▶ _The problem_: Write out the data from the line containing "38, 470, 60]" through the line containing "174, 310, 186]", inclusive, reproducing each line exactly.

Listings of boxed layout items

════

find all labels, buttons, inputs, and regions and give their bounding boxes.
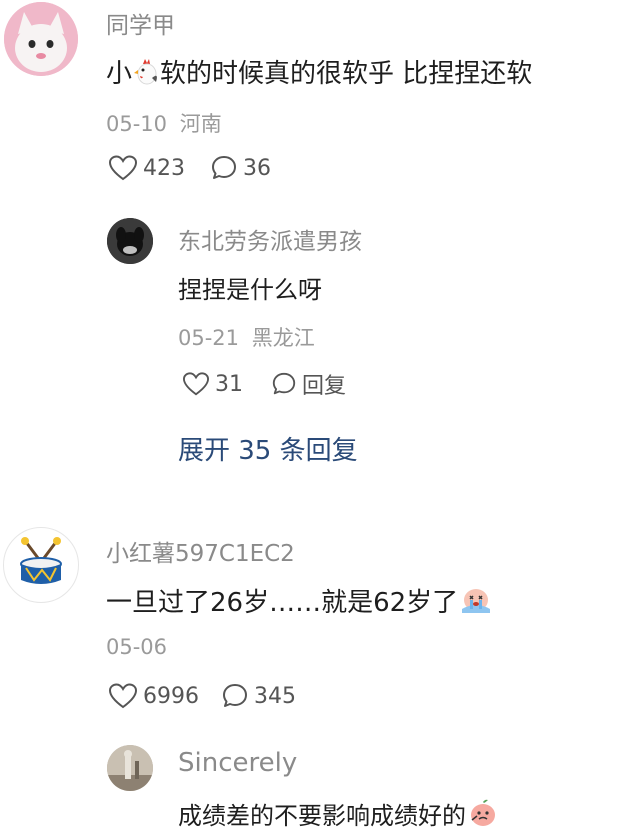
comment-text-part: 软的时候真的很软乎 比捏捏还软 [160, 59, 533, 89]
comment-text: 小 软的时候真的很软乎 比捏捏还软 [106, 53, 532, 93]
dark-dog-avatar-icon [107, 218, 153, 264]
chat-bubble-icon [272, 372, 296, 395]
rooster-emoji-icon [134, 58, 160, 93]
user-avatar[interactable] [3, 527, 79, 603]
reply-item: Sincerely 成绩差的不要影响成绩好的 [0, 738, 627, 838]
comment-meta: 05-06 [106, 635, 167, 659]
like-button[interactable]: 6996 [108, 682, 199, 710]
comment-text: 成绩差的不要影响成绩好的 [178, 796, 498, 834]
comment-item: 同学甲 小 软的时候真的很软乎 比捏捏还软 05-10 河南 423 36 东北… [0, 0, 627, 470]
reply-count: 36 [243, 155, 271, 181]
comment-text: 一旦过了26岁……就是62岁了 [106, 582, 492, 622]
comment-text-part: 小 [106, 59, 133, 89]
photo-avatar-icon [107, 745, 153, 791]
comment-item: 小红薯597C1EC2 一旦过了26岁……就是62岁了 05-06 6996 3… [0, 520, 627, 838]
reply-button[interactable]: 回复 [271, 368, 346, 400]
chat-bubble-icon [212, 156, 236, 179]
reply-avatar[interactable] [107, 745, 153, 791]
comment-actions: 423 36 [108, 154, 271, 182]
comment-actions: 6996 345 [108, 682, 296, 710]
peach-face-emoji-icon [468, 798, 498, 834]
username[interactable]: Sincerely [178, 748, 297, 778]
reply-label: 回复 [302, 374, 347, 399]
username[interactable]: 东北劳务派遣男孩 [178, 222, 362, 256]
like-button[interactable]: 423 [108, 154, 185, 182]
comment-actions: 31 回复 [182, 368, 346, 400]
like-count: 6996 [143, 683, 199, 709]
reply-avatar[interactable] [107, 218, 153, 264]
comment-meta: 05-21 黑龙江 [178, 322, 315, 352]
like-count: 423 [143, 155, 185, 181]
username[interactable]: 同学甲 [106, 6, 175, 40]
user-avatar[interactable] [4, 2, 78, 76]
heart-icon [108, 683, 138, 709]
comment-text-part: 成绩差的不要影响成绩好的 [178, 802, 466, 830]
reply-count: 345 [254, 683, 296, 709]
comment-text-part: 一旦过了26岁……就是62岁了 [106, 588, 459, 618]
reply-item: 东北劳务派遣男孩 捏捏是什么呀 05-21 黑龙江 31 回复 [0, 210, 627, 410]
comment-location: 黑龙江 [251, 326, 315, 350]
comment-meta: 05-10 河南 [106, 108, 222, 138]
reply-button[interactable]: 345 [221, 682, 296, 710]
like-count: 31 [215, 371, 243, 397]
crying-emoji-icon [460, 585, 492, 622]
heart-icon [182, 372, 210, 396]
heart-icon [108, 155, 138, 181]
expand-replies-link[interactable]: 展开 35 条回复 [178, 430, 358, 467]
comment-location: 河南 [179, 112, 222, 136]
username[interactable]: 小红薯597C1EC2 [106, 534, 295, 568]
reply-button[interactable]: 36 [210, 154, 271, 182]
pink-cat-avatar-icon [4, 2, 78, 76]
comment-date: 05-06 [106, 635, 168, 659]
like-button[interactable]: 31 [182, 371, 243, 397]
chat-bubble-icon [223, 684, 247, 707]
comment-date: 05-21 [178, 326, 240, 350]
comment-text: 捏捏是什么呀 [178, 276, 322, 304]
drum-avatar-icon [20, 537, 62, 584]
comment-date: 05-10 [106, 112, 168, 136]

════

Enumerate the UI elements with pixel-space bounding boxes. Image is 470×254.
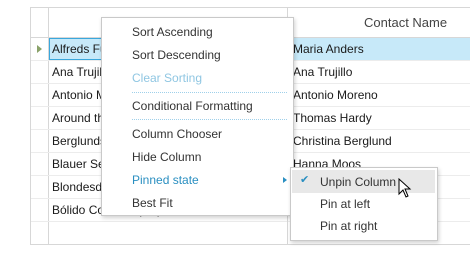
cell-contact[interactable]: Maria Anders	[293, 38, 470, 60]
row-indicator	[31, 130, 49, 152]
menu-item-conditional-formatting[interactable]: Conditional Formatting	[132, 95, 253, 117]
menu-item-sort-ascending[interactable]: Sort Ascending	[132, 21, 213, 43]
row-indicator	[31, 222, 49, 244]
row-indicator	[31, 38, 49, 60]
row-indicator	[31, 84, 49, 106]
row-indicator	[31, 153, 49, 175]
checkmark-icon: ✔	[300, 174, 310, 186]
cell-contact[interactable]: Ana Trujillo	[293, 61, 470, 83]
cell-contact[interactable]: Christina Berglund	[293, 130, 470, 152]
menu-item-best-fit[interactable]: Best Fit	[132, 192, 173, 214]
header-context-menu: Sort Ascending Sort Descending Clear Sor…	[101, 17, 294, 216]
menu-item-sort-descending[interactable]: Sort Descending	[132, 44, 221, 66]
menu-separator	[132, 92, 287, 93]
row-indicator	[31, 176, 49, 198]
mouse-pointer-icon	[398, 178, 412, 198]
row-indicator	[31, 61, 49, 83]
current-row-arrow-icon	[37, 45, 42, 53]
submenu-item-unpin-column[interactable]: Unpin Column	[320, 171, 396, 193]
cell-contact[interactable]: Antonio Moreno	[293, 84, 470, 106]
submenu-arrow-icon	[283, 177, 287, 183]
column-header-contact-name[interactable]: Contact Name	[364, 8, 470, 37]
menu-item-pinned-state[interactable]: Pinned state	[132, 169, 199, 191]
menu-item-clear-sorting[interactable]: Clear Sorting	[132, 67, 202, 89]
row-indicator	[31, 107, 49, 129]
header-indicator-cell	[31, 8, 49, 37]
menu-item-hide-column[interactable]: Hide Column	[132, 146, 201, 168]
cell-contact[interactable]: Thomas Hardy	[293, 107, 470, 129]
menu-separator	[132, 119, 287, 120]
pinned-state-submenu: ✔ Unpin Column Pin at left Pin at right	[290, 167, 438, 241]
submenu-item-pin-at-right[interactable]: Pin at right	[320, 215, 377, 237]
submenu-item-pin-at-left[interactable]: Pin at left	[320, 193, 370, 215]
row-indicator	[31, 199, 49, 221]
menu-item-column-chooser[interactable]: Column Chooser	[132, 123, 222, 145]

════

▶ _Written reply_:
cell-contact[interactable]: Maria Anders	[293, 38, 470, 60]
row-indicator	[31, 130, 49, 152]
menu-item-conditional-formatting[interactable]: Conditional Formatting	[132, 95, 253, 117]
menu-item-sort-ascending[interactable]: Sort Ascending	[132, 21, 213, 43]
row-indicator	[31, 222, 49, 244]
row-indicator	[31, 38, 49, 60]
row-indicator	[31, 84, 49, 106]
row-indicator	[31, 153, 49, 175]
checkmark-icon: ✔	[300, 174, 310, 186]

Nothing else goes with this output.